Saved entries
>>>>>

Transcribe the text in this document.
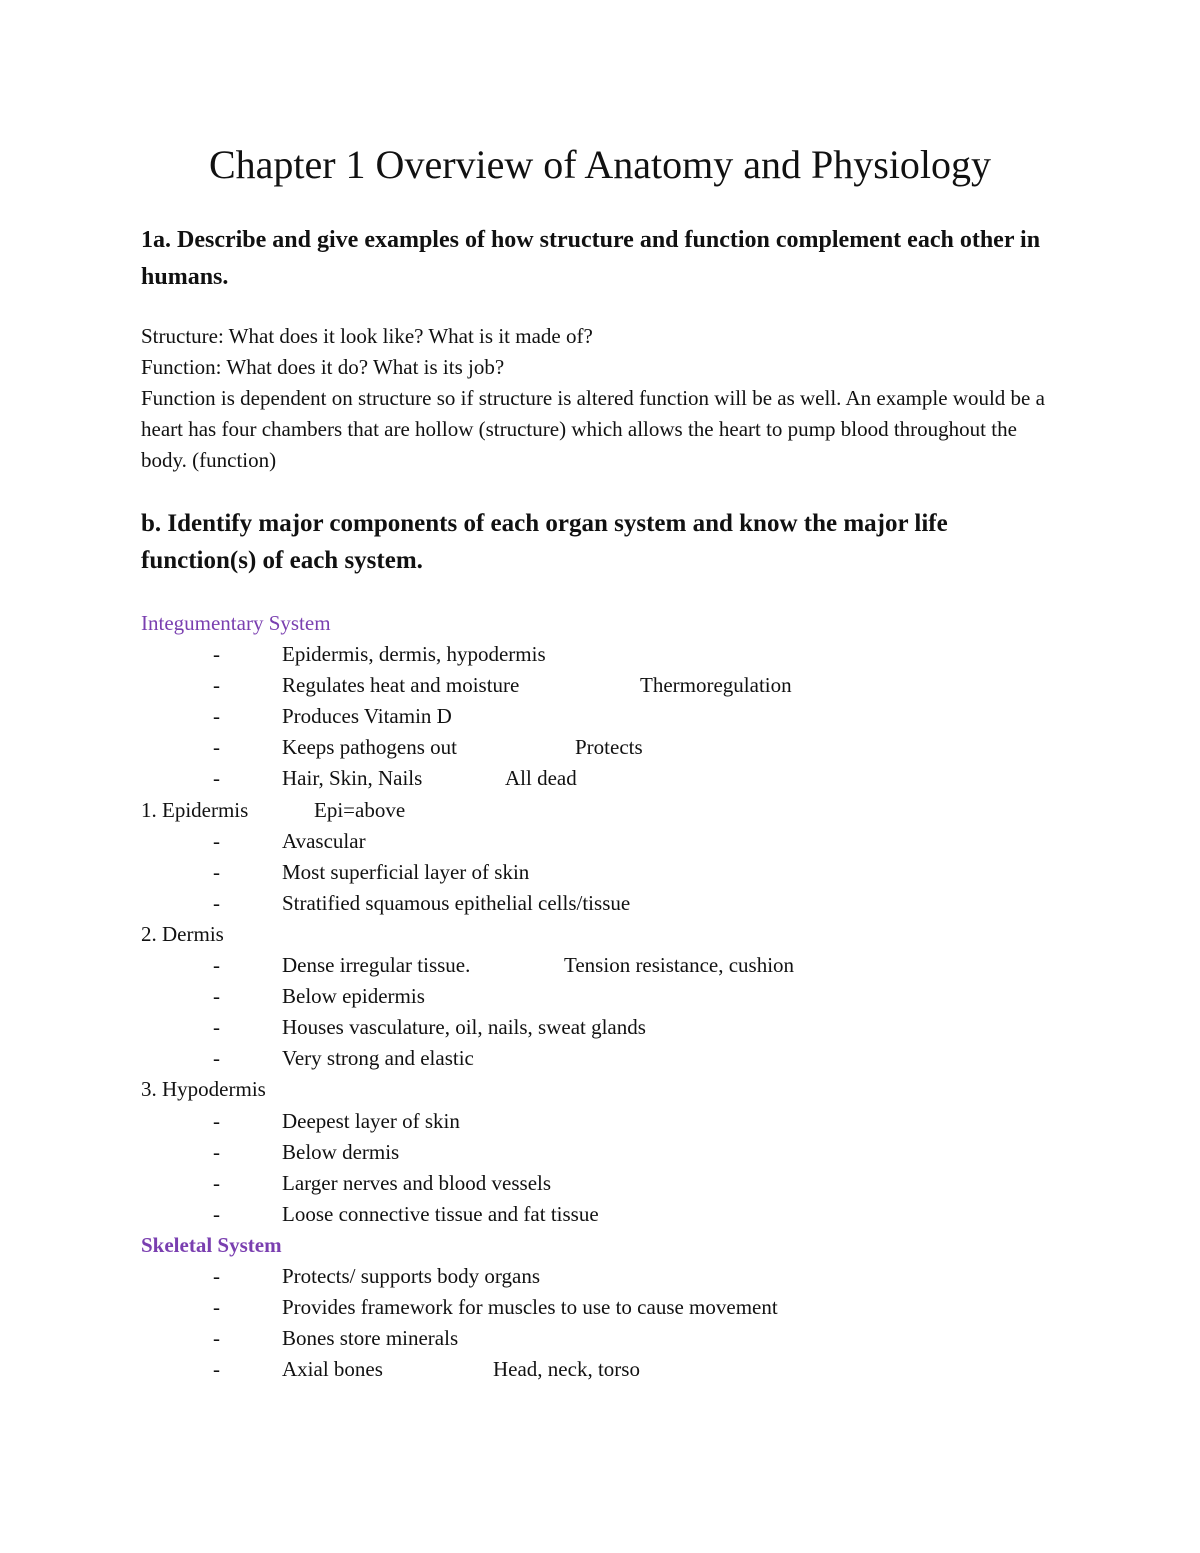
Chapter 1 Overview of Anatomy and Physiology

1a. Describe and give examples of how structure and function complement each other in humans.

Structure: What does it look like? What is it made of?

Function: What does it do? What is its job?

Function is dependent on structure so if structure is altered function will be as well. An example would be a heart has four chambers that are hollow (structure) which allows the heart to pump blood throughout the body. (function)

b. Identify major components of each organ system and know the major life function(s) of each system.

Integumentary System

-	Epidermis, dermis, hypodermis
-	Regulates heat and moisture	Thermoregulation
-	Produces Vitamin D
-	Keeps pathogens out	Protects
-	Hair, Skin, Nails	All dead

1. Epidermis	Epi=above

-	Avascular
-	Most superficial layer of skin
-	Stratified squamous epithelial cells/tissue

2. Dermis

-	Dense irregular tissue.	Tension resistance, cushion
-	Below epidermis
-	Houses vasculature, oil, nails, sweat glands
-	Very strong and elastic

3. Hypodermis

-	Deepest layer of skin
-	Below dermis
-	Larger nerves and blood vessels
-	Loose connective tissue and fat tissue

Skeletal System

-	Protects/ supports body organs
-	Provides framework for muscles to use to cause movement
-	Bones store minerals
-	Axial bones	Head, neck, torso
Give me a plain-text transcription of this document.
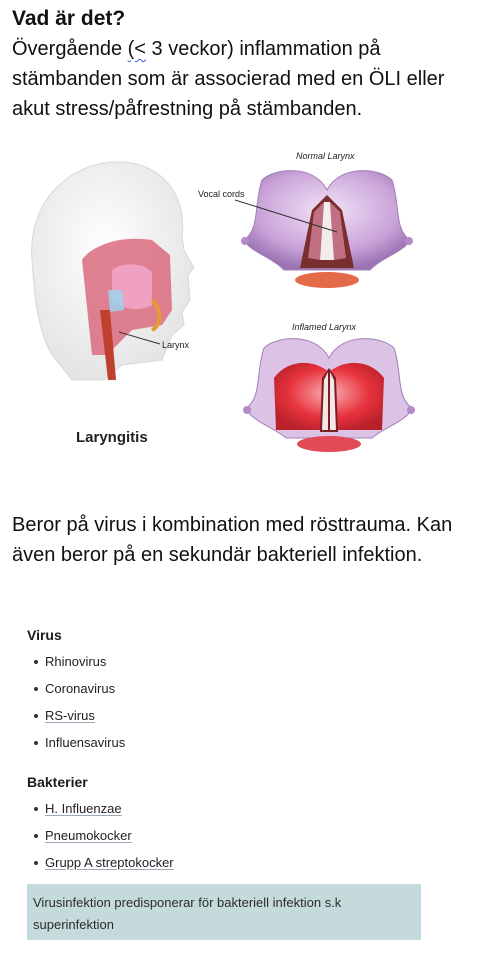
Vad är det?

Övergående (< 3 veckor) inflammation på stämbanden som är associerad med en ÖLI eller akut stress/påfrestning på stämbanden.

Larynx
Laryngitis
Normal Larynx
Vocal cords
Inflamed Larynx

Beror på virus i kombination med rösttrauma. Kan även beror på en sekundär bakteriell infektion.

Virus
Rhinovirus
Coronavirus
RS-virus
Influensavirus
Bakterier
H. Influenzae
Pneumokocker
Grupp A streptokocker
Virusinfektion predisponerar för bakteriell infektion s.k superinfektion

<<<<<

# About this exercise:
Please copy each line of the records above in which the word "infektion" can be found.

# Response box:
Beror på virus i kombination med rösttrauma. Kan även beror på en sekundär bakteriell infektion.
Virusinfektion predisponerar för bakteriell infektion s.k superinfektion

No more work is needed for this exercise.